### GOAL
Copy every line of the data that includes the string "name".

### RECORD LIST
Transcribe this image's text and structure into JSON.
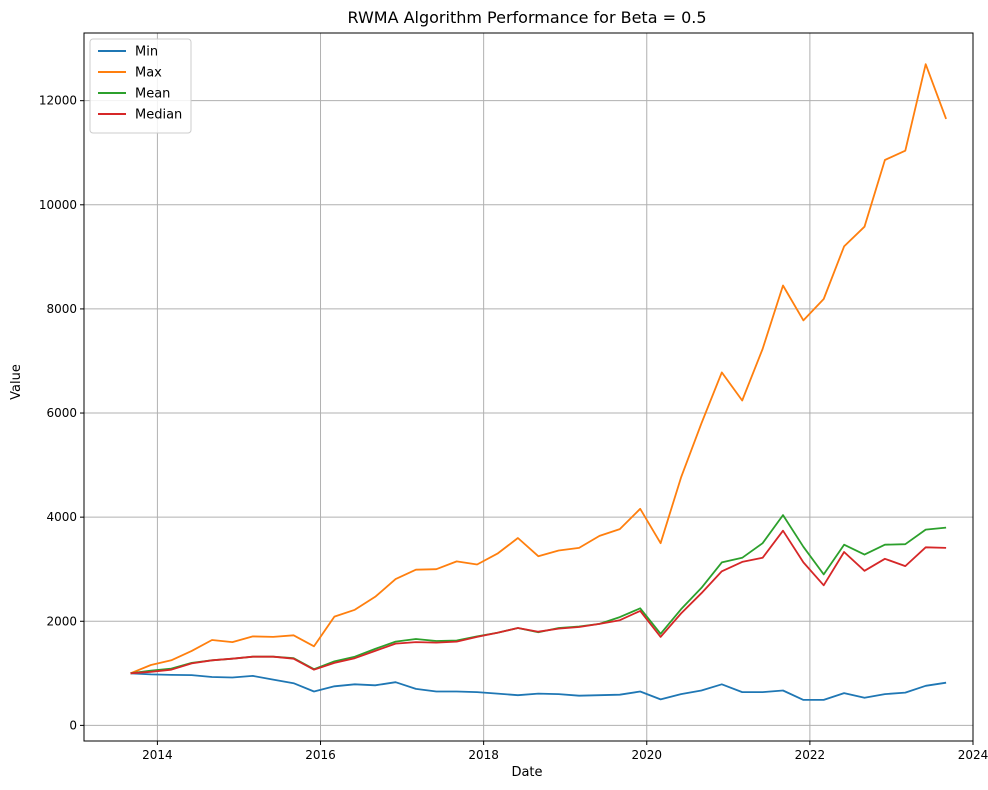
{
  "chart_data": {
    "type": "line",
    "title": "RWMA Algorithm Performance for Beta = 0.5",
    "xlabel": "Date",
    "ylabel": "Value",
    "xlim": [
      2013.1,
      2024.0
    ],
    "ylim": [
      -300,
      13300
    ],
    "x_ticks": [
      2014,
      2016,
      2018,
      2020,
      2022,
      2024
    ],
    "y_ticks": [
      0,
      2000,
      4000,
      6000,
      8000,
      10000,
      12000
    ],
    "grid": true,
    "legend_position": "upper-left",
    "x": [
      2013.67,
      2013.92,
      2014.17,
      2014.42,
      2014.67,
      2014.92,
      2015.17,
      2015.42,
      2015.67,
      2015.92,
      2016.17,
      2016.42,
      2016.67,
      2016.92,
      2017.17,
      2017.42,
      2017.67,
      2017.92,
      2018.17,
      2018.42,
      2018.67,
      2018.92,
      2019.17,
      2019.42,
      2019.67,
      2019.92,
      2020.17,
      2020.42,
      2020.67,
      2020.92,
      2021.17,
      2021.42,
      2021.67,
      2021.92,
      2022.17,
      2022.42,
      2022.67,
      2022.92,
      2023.17,
      2023.42,
      2023.67
    ],
    "series": [
      {
        "name": "Min",
        "color": "#1f77b4",
        "values": [
          1000,
          980,
          970,
          965,
          930,
          920,
          950,
          880,
          810,
          650,
          750,
          790,
          770,
          830,
          700,
          650,
          650,
          640,
          610,
          580,
          610,
          600,
          570,
          580,
          590,
          650,
          500,
          600,
          670,
          790,
          640,
          640,
          670,
          490,
          490,
          620,
          530,
          600,
          630,
          760,
          820
        ]
      },
      {
        "name": "Max",
        "color": "#ff7f0e",
        "values": [
          1000,
          1160,
          1250,
          1430,
          1640,
          1600,
          1710,
          1700,
          1730,
          1520,
          2090,
          2220,
          2470,
          2810,
          2990,
          3000,
          3150,
          3090,
          3300,
          3600,
          3250,
          3360,
          3410,
          3640,
          3770,
          4160,
          3500,
          4760,
          5800,
          6780,
          6240,
          7230,
          8450,
          7780,
          8190,
          9200,
          9580,
          10860,
          11040,
          12700,
          11650
        ]
      },
      {
        "name": "Mean",
        "color": "#2ca02c",
        "values": [
          1000,
          1050,
          1090,
          1200,
          1250,
          1280,
          1320,
          1320,
          1290,
          1080,
          1230,
          1320,
          1470,
          1610,
          1660,
          1620,
          1630,
          1710,
          1780,
          1870,
          1790,
          1870,
          1900,
          1950,
          2080,
          2250,
          1760,
          2230,
          2640,
          3130,
          3220,
          3500,
          4040,
          3430,
          2900,
          3470,
          3280,
          3470,
          3480,
          3760,
          3800
        ]
      },
      {
        "name": "Median",
        "color": "#d62728",
        "values": [
          1000,
          1030,
          1070,
          1190,
          1250,
          1280,
          1320,
          1320,
          1280,
          1070,
          1200,
          1290,
          1430,
          1570,
          1600,
          1590,
          1610,
          1700,
          1780,
          1870,
          1800,
          1860,
          1890,
          1950,
          2020,
          2200,
          1700,
          2150,
          2540,
          2960,
          3140,
          3220,
          3740,
          3130,
          2690,
          3330,
          2970,
          3200,
          3060,
          3420,
          3410
        ]
      }
    ]
  }
}
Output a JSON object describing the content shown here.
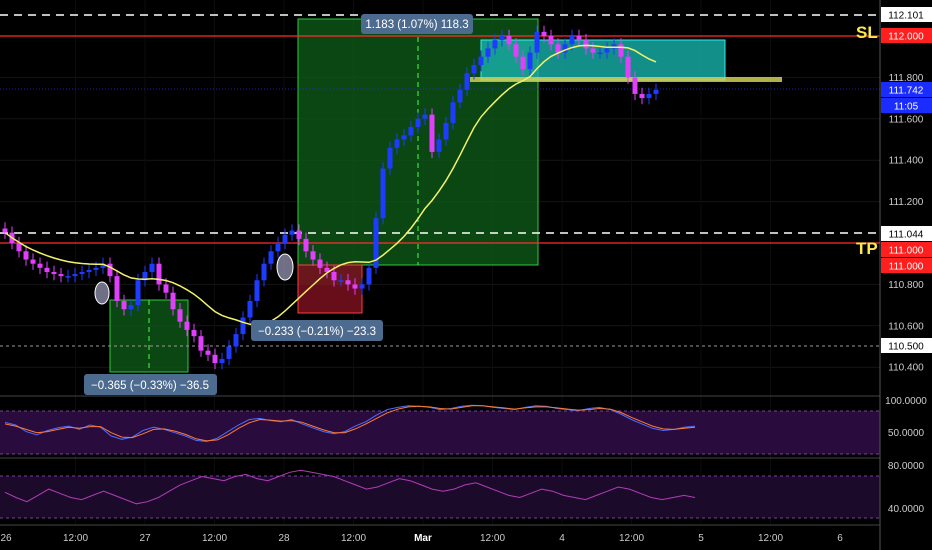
{
  "chart_data": {
    "type": "candlestick",
    "price_axis": {
      "ticks": [
        "112.101",
        "112.000",
        "111.800",
        "111.742",
        "111.600",
        "111.400",
        "111.200",
        "111.044",
        "111.000",
        "110.800",
        "110.600",
        "110.500",
        "110.400"
      ],
      "grid_ticks": [
        "111.800",
        "111.600",
        "111.400",
        "111.200",
        "110.800",
        "110.600",
        "110.400"
      ]
    },
    "x_axis": {
      "labels": [
        "26",
        "12:00",
        "27",
        "12:00",
        "28",
        "12:00",
        "Mar",
        "12:00",
        "4",
        "12:00",
        "5",
        "12:00",
        "6"
      ]
    },
    "price_badges": {
      "sl_price": "112.000",
      "current_price": "111.742",
      "countdown": "11:05",
      "top_dashed": "112.101",
      "tp_dashed": "111.044",
      "tp_price_1": "111.000",
      "tp_price_2": "111.000",
      "lower_dashed": "110.500"
    },
    "level_labels": {
      "sl": "SL",
      "tp": "TP"
    },
    "measure_labels": {
      "big": "1.183 (1.07%) 118.3",
      "mid": "−0.233 (−0.21%) −23.3",
      "small": "−0.365 (−0.33%) −36.5"
    },
    "candles": {
      "start_x": 5,
      "step": 7,
      "closes": [
        111.05,
        111.0,
        110.96,
        110.92,
        110.9,
        110.88,
        110.86,
        110.85,
        110.84,
        110.84,
        110.85,
        110.86,
        110.87,
        110.88,
        110.9,
        110.84,
        110.72,
        110.68,
        110.7,
        110.82,
        110.86,
        110.9,
        110.8,
        110.76,
        110.68,
        110.62,
        110.58,
        110.55,
        110.48,
        110.46,
        110.42,
        110.44,
        110.5,
        110.56,
        110.64,
        110.72,
        110.82,
        110.9,
        110.96,
        111.0,
        111.04,
        111.06,
        111.02,
        110.96,
        110.92,
        110.88,
        110.86,
        110.82,
        110.82,
        110.8,
        110.78,
        110.8,
        110.88,
        111.12,
        111.36,
        111.46,
        111.5,
        111.52,
        111.56,
        111.6,
        111.62,
        111.44,
        111.5,
        111.58,
        111.68,
        111.74,
        111.82,
        111.86,
        111.9,
        111.94,
        111.98,
        112.0,
        111.96,
        111.9,
        111.84,
        111.92,
        112.02,
        112.0,
        111.96,
        111.92,
        111.96,
        112.0,
        111.98,
        111.94,
        111.92,
        111.92,
        111.94,
        111.96,
        111.9,
        111.8,
        111.72,
        111.7,
        111.72,
        111.74
      ],
      "rsi_k": [
        65,
        60,
        48,
        42,
        50,
        55,
        58,
        52,
        60,
        56,
        40,
        34,
        38,
        50,
        56,
        52,
        46,
        40,
        32,
        30,
        36,
        48,
        60,
        70,
        72,
        68,
        66,
        70,
        62,
        55,
        48,
        44,
        48,
        58,
        66,
        78,
        88,
        92,
        95,
        94,
        92,
        88,
        90,
        94,
        96,
        95,
        92,
        90,
        88,
        92,
        95,
        94,
        90,
        88,
        86,
        90,
        92,
        88,
        80,
        70,
        62,
        54,
        50,
        52,
        56,
        58
      ],
      "rsi_d": [
        62,
        58,
        52,
        46,
        48,
        52,
        56,
        54,
        57,
        57,
        46,
        38,
        37,
        44,
        52,
        53,
        49,
        43,
        35,
        31,
        33,
        42,
        54,
        64,
        70,
        69,
        67,
        68,
        65,
        58,
        51,
        46,
        46,
        53,
        62,
        72,
        82,
        89,
        93,
        94,
        93,
        90,
        89,
        92,
        95,
        95,
        93,
        91,
        89,
        91,
        93,
        93,
        91,
        89,
        87,
        88,
        90,
        89,
        83,
        74,
        66,
        58,
        53,
        52,
        54,
        56
      ],
      "osc": [
        55,
        50,
        46,
        52,
        58,
        54,
        50,
        48,
        52,
        56,
        52,
        48,
        44,
        46,
        50,
        56,
        62,
        66,
        70,
        68,
        66,
        70,
        72,
        68,
        66,
        70,
        74,
        76,
        74,
        72,
        70,
        66,
        62,
        58,
        60,
        64,
        68,
        66,
        62,
        58,
        56,
        58,
        62,
        64,
        60,
        56,
        52,
        50,
        54,
        58,
        56,
        52,
        50,
        48,
        52,
        56,
        60,
        58,
        54,
        50,
        48,
        50,
        52,
        50
      ]
    },
    "rsi_axis": [
      "100.0000",
      "50.0000"
    ],
    "osc_axis": [
      "80.0000",
      "40.0000"
    ],
    "colors": {
      "up": "#1e3cff",
      "down": "#e040fb",
      "sma": "#f3f36b",
      "sl": "#ff2d2d",
      "panel": "#2a0b3e",
      "badge": "#4d6a8f"
    }
  }
}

### TASK RESPONSE
        "name": "Min",
        "name": "Max",
        "name": "Mean",
        "name": "Median",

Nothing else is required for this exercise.